### Entries:
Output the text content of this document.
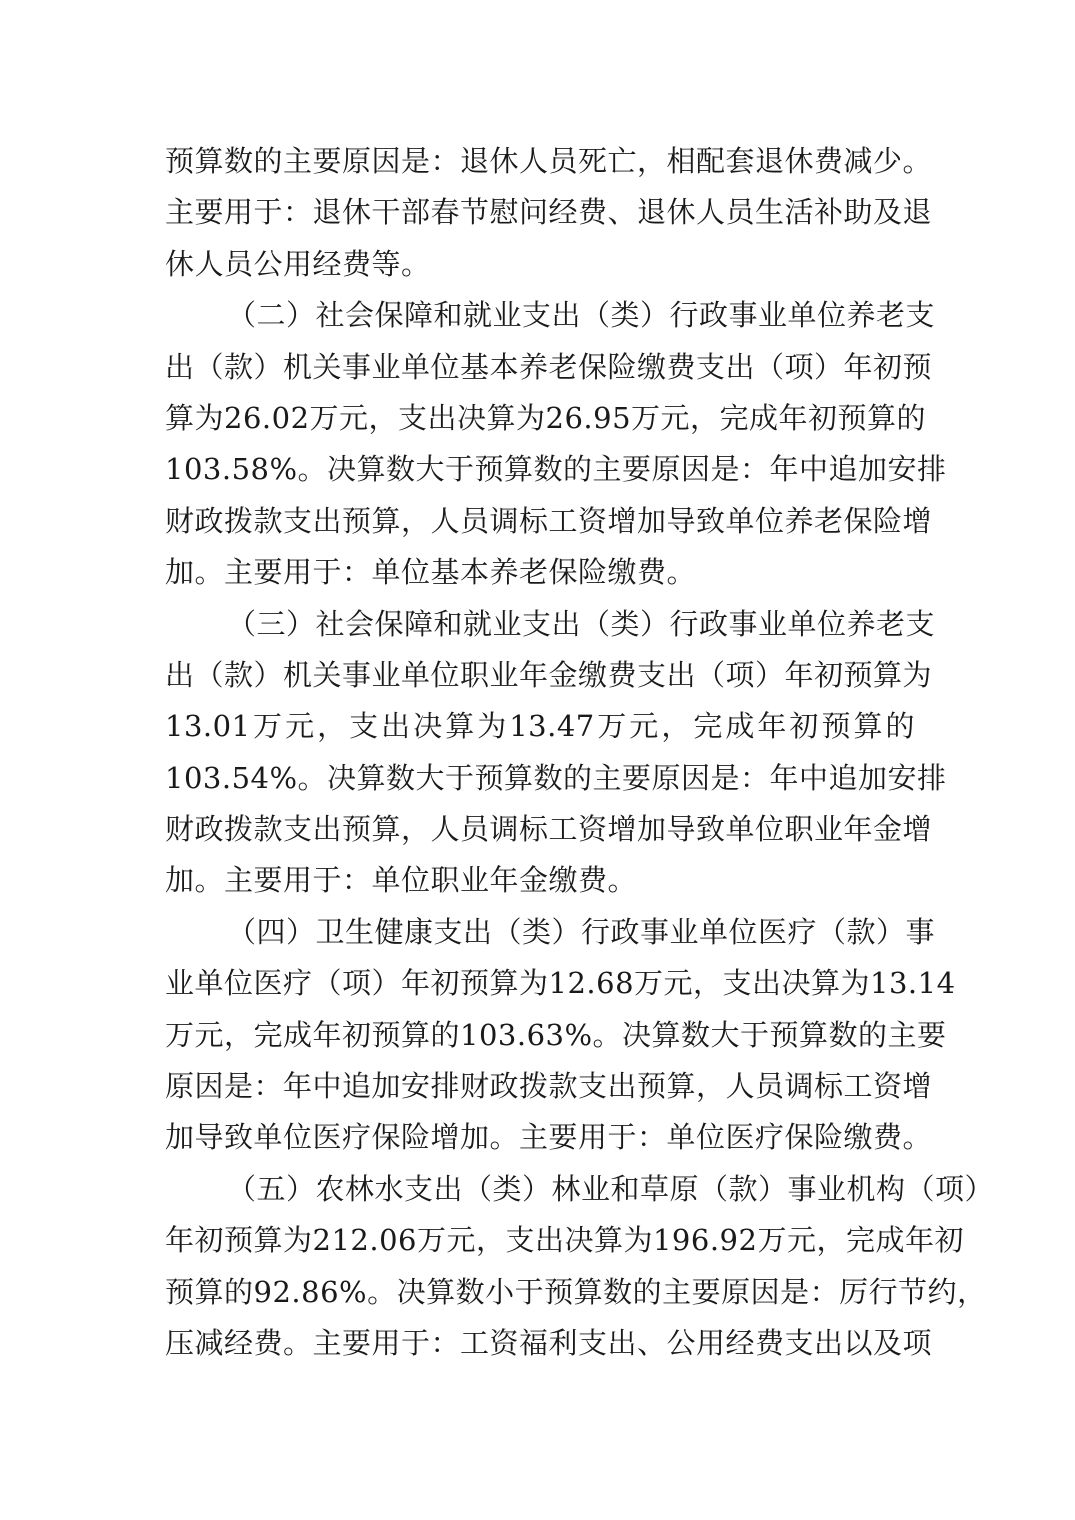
预算数的主要原因是：退休人员死亡，相配套退休费减少。
主要用于：退休干部春节慰问经费、退休人员生活补助及退
休人员公用经费等。
（二）社会保障和就业支出（类）行政事业单位养老支
出（款）机关事业单位基本养老保险缴费支出（项）年初预
算为26.02万元，支出决算为26.95万元，完成年初预算的
103.58%。决算数大于预算数的主要原因是：年中追加安排
财政拨款支出预算，人员调标工资增加导致单位养老保险增
加。主要用于：单位基本养老保险缴费。
（三）社会保障和就业支出（类）行政事业单位养老支
出（款）机关事业单位职业年金缴费支出（项）年初预算为
13.01万元，支出决算为13.47万元，完成年初预算的
103.54%。决算数大于预算数的主要原因是：年中追加安排
财政拨款支出预算，人员调标工资增加导致单位职业年金增
加。主要用于：单位职业年金缴费。
（四）卫生健康支出（类）行政事业单位医疗（款）事
业单位医疗（项）年初预算为12.68万元，支出决算为13.14
万元，完成年初预算的103.63%。决算数大于预算数的主要
原因是：年中追加安排财政拨款支出预算，人员调标工资增
加导致单位医疗保险增加。主要用于：单位医疗保险缴费。
（五）农林水支出（类）林业和草原（款）事业机构（项）
年初预算为212.06万元，支出决算为196.92万元，完成年初
预算的92.86%。决算数小于预算数的主要原因是：厉行节约，
压减经费。主要用于：工资福利支出、公用经费支出以及项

### Stated problem:
Copy every line of the listing containing the string "社会保障和就业支出".

### Problem solution:
（二）社会保障和就业支出（类）行政事业单位养老支
（三）社会保障和就业支出（类）行政事业单位养老支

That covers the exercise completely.